[Start of Provided material]

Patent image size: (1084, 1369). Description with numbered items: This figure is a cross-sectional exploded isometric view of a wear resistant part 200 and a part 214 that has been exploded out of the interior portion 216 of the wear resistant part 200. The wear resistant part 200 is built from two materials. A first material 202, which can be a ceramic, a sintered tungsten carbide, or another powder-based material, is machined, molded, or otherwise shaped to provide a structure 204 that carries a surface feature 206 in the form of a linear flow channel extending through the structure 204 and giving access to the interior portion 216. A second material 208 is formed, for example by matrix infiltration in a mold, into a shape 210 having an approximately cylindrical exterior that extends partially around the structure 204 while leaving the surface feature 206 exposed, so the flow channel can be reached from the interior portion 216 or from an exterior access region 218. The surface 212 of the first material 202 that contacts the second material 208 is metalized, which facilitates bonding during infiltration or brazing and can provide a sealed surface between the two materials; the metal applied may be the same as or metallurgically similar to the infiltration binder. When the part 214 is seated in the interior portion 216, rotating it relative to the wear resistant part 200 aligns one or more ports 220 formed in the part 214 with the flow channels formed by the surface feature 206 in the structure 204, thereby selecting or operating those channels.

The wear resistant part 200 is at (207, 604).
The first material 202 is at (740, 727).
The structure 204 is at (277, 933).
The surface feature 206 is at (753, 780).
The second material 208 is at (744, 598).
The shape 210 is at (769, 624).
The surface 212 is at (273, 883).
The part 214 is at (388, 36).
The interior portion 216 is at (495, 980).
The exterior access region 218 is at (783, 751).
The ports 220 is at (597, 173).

[End of Provided material]

Reproduce the listing above verbatim, keeping every line in its original order.

- Task output
Patent image size: (1084, 1369). Description with numbered items: This figure is a cross-sectional exploded isometric view of a wear resistant part 200 and a part 214 that has been exploded out of the interior portion 216 of the wear resistant part 200. The wear resistant part 200 is built from two materials. A first material 202, which can be a ceramic, a sintered tungsten carbide, or another powder-based material, is machined, molded, or otherwise shaped to provide a structure 204 that carries a surface feature 206 in the form of a linear flow channel extending through the structure 204 and giving access to the interior portion 216. A second material 208 is formed, for example by matrix infiltration in a mold, into a shape 210 having an approximately cylindrical exterior that extends partially around the structure 204 while leaving the surface feature 206 exposed, so the flow channel can be reached from the interior portion 216 or from an exterior access region 218. The surface 212 of the first material 202 that contacts the second material 208 is metalized, which facilitates bonding during infiltration or brazing and can provide a sealed surface between the two materials; the metal applied may be the same as or metallurgically similar to the infiltration binder. When the part 214 is seated in the interior portion 216, rotating it relative to the wear resistant part 200 aligns one or more ports 220 formed in the part 214 with the flow channels formed by the surface feature 206 in the structure 204, thereby selecting or operating those channels.

The wear resistant part 200 is at (207, 604).
The first material 202 is at (740, 727).
The structure 204 is at (277, 933).
The surface feature 206 is at (753, 780).
The second material 208 is at (744, 598).
The shape 210 is at (769, 624).
The surface 212 is at (273, 883).
The part 214 is at (388, 36).
The interior portion 216 is at (495, 980).
The exterior access region 218 is at (783, 751).
The ports 220 is at (597, 173).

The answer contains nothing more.